TASK DETAILS.
Take from the listing each line that has the string "screenshot".

PROVIDED RECORDS.
— begin —

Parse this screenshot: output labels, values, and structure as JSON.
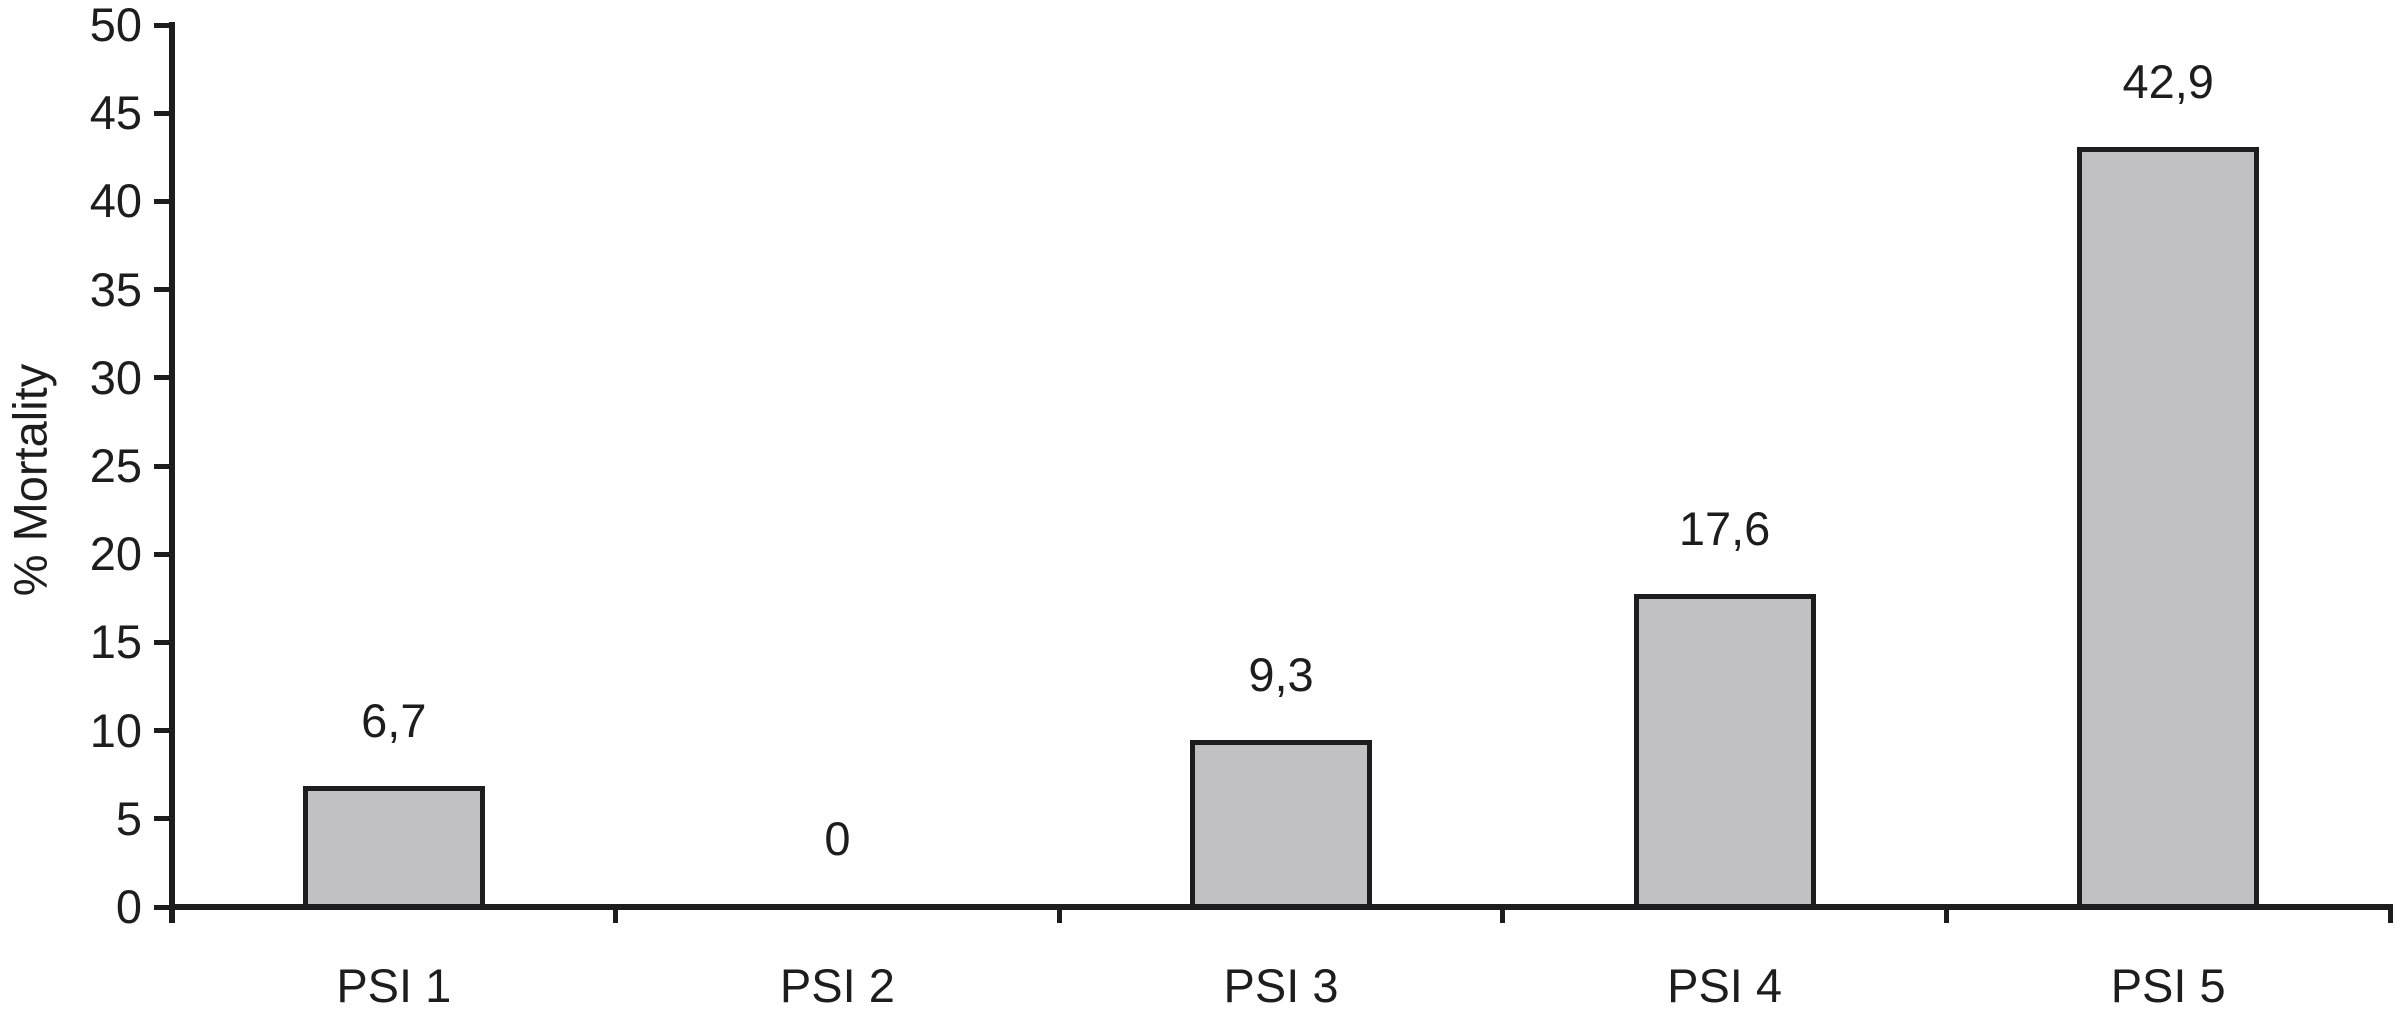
{
  "chart_data": {
    "type": "bar",
    "title": "",
    "categories": [
      "PSI 1",
      "PSI 2",
      "PSI 3",
      "PSI 4",
      "PSI 5"
    ],
    "values": [
      6.7,
      0,
      9.3,
      17.6,
      42.9
    ],
    "value_labels": [
      "6,7",
      "0",
      "9,3",
      "17,6",
      "42,9"
    ],
    "xlabel": "",
    "ylabel": "% Mortality",
    "ylim": [
      0,
      50
    ],
    "yticks": [
      0,
      5,
      10,
      15,
      20,
      25,
      30,
      35,
      40,
      45,
      50
    ],
    "grid": false,
    "legend": false,
    "colors": {
      "bar_fill": "#c1c1c3",
      "bar_border": "#1d1d1f",
      "axis": "#1d1d1f",
      "text": "#1d1d1f",
      "background": "#ffffff"
    }
  }
}
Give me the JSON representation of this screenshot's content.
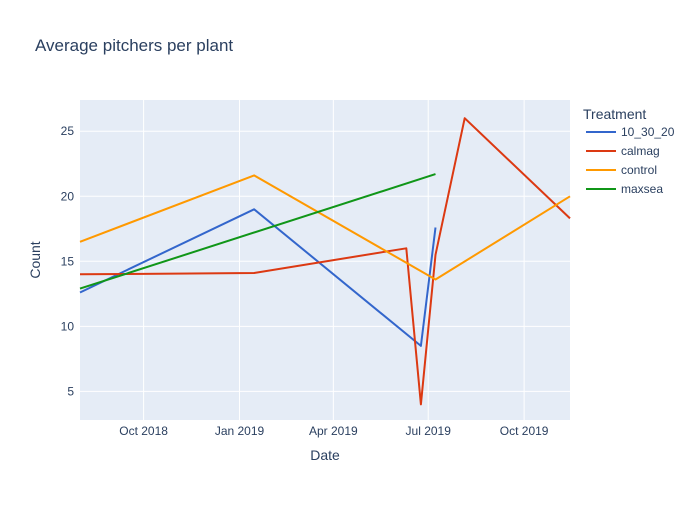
{
  "chart_data": {
    "type": "line",
    "title": "Average pitchers per plant",
    "xlabel": "Date",
    "ylabel": "Count",
    "x_ticks": [
      {
        "date": "2018-10-01",
        "label": "Oct 2018"
      },
      {
        "date": "2019-01-01",
        "label": "Jan 2019"
      },
      {
        "date": "2019-04-01",
        "label": "Apr 2019"
      },
      {
        "date": "2019-07-01",
        "label": "Jul 2019"
      },
      {
        "date": "2019-10-01",
        "label": "Oct 2019"
      }
    ],
    "y_ticks": [
      5,
      10,
      15,
      20,
      25
    ],
    "xlim": [
      "2018-08-01",
      "2019-11-14"
    ],
    "ylim": [
      2.8,
      27.4
    ],
    "grid": true,
    "legend": {
      "title": "Treatment",
      "position": "top-right"
    },
    "series": [
      {
        "name": "10_30_20",
        "color": "#3366cc",
        "points": [
          {
            "x": "2018-08-01",
            "y": 12.6
          },
          {
            "x": "2019-01-15",
            "y": 19.0
          },
          {
            "x": "2019-06-24",
            "y": 8.5
          },
          {
            "x": "2019-07-08",
            "y": 17.6
          }
        ]
      },
      {
        "name": "calmag",
        "color": "#dc3912",
        "points": [
          {
            "x": "2018-08-01",
            "y": 14.0
          },
          {
            "x": "2019-01-15",
            "y": 14.1
          },
          {
            "x": "2019-06-10",
            "y": 16.0
          },
          {
            "x": "2019-06-24",
            "y": 4.0
          },
          {
            "x": "2019-07-08",
            "y": 15.5
          },
          {
            "x": "2019-08-05",
            "y": 26.0
          },
          {
            "x": "2019-11-14",
            "y": 18.3
          }
        ]
      },
      {
        "name": "control",
        "color": "#ff9900",
        "points": [
          {
            "x": "2018-08-01",
            "y": 16.5
          },
          {
            "x": "2019-01-15",
            "y": 21.6
          },
          {
            "x": "2019-07-08",
            "y": 13.6
          },
          {
            "x": "2019-11-14",
            "y": 20.0
          }
        ]
      },
      {
        "name": "maxsea",
        "color": "#109618",
        "points": [
          {
            "x": "2018-08-01",
            "y": 12.9
          },
          {
            "x": "2019-07-08",
            "y": 21.7
          }
        ]
      }
    ]
  }
}
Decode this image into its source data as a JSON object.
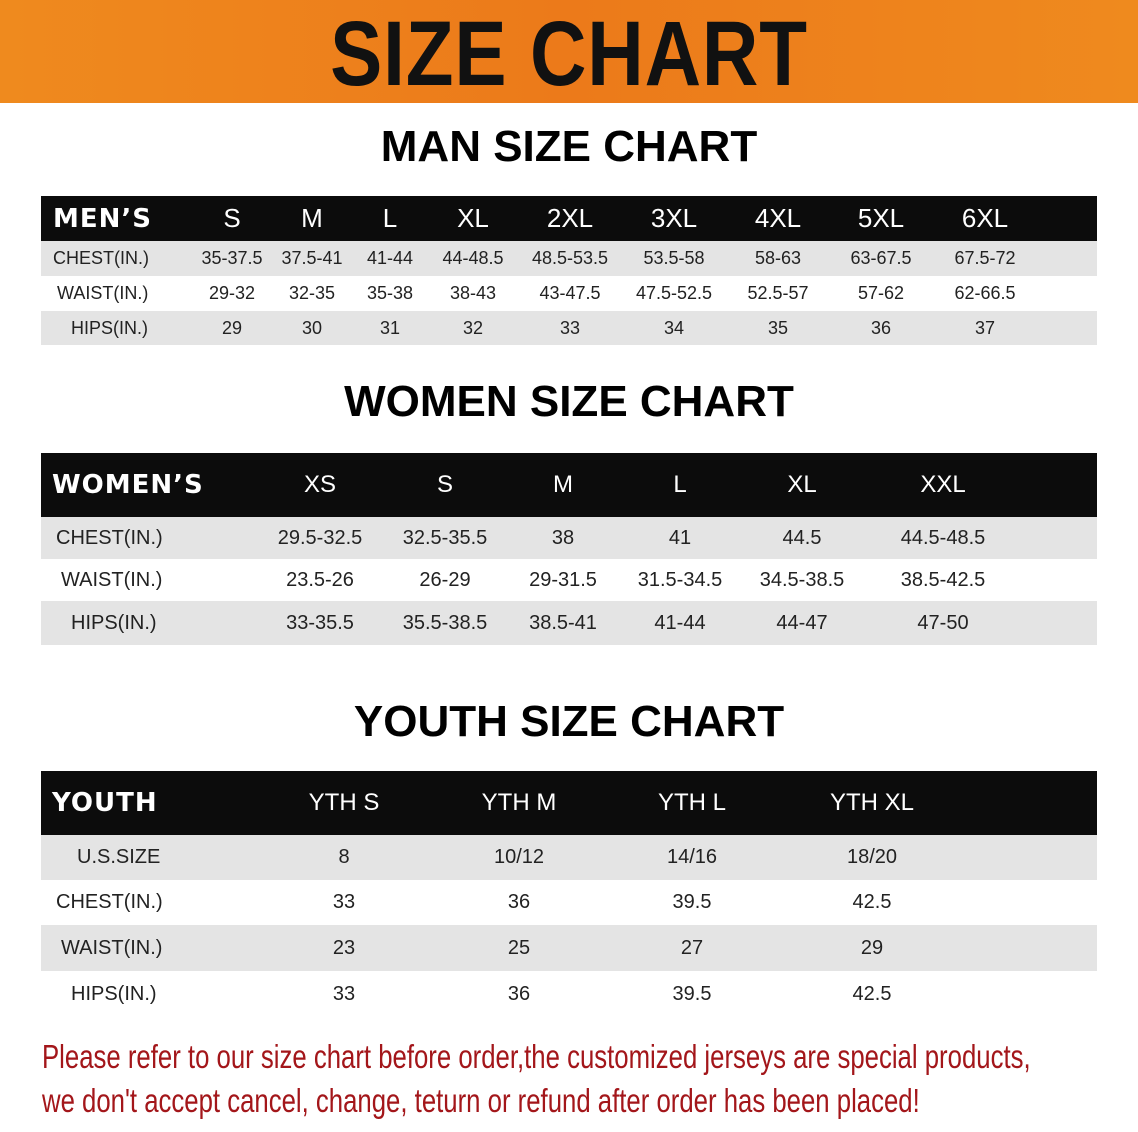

— end —

ANSWER BELOW.
Parse this screenshot: output labels, values, and structure as JSON.
Give me the JSON representation of this screenshot's content.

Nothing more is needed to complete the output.